> **Work to do**:
Tally up the lines below that include the word "name". Answer with the number alone.

### Records for this exercise

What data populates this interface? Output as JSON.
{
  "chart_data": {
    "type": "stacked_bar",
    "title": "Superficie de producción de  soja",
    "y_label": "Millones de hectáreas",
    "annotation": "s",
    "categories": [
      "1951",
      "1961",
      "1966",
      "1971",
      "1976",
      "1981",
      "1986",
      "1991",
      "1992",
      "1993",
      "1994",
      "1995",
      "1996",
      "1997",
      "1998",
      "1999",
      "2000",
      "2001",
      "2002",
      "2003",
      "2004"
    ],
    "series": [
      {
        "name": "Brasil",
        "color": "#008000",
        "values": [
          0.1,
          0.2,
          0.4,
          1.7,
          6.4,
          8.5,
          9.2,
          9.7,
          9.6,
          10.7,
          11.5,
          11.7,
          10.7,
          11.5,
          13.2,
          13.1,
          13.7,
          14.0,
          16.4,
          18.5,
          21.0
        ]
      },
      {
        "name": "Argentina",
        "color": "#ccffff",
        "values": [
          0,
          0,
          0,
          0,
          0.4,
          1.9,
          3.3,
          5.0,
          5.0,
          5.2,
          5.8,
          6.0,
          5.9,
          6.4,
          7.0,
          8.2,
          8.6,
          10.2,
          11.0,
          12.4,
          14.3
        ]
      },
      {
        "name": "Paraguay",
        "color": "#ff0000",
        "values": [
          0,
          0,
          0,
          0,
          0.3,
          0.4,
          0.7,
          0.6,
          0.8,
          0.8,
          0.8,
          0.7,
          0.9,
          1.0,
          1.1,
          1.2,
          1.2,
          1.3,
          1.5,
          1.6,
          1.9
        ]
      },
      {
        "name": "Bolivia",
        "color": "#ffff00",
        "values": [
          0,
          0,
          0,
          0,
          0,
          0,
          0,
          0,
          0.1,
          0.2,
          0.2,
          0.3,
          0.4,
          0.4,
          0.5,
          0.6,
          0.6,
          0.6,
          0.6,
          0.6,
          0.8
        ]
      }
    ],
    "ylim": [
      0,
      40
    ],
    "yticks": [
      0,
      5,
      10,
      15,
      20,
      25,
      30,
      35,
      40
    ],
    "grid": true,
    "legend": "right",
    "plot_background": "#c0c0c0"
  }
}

######

> **The answer**:
4